REQUIRED ACTIONS:
(A) Translate this sentence from the post on potted pepper plants into Spanish: "And correct me if I am wrong, but peppers are one of those plants that like a lot of bright, direct sunlight."
(B) In the post on potted pepper plants, turn the paragraph beginning "Also, I have been talking to fellow gardeners" into a bulleted list that keeps its main facts.

PAGE EXCERPT:
▬▬▬▬▬▬▬▬▬▬
If it is sunburn, what should I do about it? Being that they are in pots, it would be really easy for me to move them under a picnic table to give them shade… unfortunately, I am not home during the day so that means they would pretty much never get any direct sunlight. And correct me if I am wrong, but peppers are one of those plants that like a lot of bright, direct sunlight. I suppose I could try it with one and see what kind of results I get.

Also, I have been talking to fellow gardeners, and someone suggested that they may not be getting enough water. I know that the soil in the center of the pots stays nice and moist between waterings, so I figured that was good enough. However, the top inch or so, and the soil around the edge of the pots does dry out. Could this be enough to cause spots like that from drought? (I water once a day when we have temps in the 90’s and sunny weather, and every other day or so when temps are in the 80’s and more overcast). Lately, I have been putting some grass and stuff around the base of the plants to help the soil retain water.
▬▬▬▬▬▬▬▬▬▬
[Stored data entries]
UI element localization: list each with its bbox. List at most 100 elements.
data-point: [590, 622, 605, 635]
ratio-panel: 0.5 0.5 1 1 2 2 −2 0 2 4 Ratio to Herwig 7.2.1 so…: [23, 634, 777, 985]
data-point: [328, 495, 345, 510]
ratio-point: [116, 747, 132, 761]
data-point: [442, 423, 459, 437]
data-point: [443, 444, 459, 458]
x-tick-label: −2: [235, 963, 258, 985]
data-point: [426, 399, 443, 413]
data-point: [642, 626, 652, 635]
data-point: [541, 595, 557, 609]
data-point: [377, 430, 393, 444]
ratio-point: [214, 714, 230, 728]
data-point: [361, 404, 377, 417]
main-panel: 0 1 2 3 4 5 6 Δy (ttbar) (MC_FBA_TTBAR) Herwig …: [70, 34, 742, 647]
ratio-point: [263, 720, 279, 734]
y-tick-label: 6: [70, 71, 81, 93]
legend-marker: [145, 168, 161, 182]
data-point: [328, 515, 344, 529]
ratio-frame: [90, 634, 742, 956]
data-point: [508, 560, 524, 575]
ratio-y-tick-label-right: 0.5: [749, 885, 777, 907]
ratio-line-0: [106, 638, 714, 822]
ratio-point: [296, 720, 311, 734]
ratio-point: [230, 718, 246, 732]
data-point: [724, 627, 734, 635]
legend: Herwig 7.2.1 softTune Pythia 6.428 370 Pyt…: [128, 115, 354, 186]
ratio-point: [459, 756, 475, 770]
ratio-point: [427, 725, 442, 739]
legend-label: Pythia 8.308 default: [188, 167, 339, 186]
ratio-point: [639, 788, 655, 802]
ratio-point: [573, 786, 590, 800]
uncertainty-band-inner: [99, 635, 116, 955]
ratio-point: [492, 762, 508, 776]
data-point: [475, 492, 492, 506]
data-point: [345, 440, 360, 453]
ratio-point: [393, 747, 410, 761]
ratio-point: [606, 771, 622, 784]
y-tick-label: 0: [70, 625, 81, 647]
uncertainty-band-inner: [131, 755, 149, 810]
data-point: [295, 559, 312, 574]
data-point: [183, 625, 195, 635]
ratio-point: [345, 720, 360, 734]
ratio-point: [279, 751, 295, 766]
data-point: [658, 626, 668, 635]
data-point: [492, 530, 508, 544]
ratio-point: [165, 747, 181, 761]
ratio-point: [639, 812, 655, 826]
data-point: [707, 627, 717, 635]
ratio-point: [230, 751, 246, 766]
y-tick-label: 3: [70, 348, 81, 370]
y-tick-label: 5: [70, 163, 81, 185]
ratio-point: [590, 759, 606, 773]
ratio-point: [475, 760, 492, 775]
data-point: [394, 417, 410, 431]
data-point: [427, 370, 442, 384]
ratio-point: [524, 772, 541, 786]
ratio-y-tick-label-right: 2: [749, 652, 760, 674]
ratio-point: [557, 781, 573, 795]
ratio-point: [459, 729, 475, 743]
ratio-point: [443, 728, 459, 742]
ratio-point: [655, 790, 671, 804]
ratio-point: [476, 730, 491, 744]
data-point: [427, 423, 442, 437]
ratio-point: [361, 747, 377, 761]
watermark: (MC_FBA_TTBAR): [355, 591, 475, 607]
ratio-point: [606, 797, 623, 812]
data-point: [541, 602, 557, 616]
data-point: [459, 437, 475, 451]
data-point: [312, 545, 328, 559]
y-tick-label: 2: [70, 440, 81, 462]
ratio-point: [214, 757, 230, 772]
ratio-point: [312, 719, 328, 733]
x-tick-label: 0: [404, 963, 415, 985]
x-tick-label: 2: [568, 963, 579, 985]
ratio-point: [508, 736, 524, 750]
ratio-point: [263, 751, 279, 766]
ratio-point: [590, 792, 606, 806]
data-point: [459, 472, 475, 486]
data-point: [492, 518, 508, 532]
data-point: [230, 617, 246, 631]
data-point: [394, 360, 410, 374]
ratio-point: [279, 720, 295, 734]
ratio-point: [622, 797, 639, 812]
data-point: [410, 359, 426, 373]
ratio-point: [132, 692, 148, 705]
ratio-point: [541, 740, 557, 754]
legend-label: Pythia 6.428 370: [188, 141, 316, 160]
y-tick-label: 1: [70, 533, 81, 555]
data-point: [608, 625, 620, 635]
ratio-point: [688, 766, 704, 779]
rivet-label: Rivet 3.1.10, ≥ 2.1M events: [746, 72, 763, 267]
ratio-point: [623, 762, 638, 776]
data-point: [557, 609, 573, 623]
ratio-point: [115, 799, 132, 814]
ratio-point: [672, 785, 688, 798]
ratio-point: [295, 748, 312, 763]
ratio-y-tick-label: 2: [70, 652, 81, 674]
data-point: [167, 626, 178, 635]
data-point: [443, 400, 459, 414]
▬▬▬▬▬▬▬▬▬▬
RESPONSES:
(A) Y corríjanme si me equivoco, pero los pimientos son una de esas plantas a las que les gusta mucha luz solar brillante y directa.

(B)
- A fellow gardener suggested the plants may not be getting enough water.
- Soil in the center of the pots stays moist between waterings, which the writer assumed was enough.
- The top inch or so and the soil around the pot edges do dry out.
- The writer asks whether this could cause the spots through drought.
- Watering is once a day in sunny weather with temperatures in the 90s, and every other day or so when it is in the 80s and more overcast.
- Grass and other material have recently been placed around the base of the plants to help the soil retain water.